*Task prompt*
Copy every line that mentions the word "有谁知道搜索单独页面LOGO怎么替换".

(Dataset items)
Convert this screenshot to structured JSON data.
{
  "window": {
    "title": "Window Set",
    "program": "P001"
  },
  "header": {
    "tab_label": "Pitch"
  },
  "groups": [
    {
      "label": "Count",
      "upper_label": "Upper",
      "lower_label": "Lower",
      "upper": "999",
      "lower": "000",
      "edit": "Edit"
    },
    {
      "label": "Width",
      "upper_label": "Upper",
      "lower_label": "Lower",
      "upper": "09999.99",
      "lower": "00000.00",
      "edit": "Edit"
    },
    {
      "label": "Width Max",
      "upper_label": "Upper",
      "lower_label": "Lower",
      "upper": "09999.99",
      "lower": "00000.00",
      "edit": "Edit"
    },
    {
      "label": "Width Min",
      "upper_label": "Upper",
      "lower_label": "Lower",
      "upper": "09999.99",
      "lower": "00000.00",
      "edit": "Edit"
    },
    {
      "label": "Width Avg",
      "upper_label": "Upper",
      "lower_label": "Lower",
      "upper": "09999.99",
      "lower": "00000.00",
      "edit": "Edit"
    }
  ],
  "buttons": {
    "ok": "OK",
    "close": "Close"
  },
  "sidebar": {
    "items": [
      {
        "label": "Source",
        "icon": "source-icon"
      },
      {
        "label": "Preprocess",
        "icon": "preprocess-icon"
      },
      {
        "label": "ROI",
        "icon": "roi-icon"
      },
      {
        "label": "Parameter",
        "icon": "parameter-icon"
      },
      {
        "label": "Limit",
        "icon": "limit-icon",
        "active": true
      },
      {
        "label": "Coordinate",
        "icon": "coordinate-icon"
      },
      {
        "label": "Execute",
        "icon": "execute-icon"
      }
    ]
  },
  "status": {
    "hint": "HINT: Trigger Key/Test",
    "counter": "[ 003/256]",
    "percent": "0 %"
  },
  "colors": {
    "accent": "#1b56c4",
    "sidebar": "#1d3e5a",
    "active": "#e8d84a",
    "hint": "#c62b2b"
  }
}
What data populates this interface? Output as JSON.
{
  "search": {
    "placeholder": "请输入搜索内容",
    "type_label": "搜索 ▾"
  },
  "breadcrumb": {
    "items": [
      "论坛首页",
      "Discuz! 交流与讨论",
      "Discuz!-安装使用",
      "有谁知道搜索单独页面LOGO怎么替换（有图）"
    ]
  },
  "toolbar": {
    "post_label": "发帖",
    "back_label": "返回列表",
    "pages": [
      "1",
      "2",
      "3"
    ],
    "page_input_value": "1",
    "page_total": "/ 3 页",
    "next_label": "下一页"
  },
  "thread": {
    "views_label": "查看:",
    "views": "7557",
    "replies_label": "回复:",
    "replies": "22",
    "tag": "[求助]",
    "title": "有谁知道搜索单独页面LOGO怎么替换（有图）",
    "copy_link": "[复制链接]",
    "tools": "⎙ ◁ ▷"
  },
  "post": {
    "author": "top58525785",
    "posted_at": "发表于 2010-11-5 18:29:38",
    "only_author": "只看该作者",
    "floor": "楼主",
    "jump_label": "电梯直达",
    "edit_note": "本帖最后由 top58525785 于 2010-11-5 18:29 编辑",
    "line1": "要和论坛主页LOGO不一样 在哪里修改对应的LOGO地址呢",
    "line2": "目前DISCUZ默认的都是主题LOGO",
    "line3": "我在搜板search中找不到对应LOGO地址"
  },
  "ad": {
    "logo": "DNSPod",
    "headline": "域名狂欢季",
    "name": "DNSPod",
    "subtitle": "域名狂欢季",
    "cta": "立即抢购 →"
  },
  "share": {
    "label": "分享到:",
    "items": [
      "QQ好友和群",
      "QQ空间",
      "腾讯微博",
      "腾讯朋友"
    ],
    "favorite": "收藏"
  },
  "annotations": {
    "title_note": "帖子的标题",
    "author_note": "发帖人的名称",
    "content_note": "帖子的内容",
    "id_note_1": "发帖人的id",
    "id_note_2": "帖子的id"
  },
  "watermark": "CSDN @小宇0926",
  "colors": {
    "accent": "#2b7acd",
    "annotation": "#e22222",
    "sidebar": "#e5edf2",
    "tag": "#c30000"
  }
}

*Output below*
      "有谁知道搜索单独页面LOGO怎么替换（有图）"
    "title": "有谁知道搜索单独页面LOGO怎么替换（有图）",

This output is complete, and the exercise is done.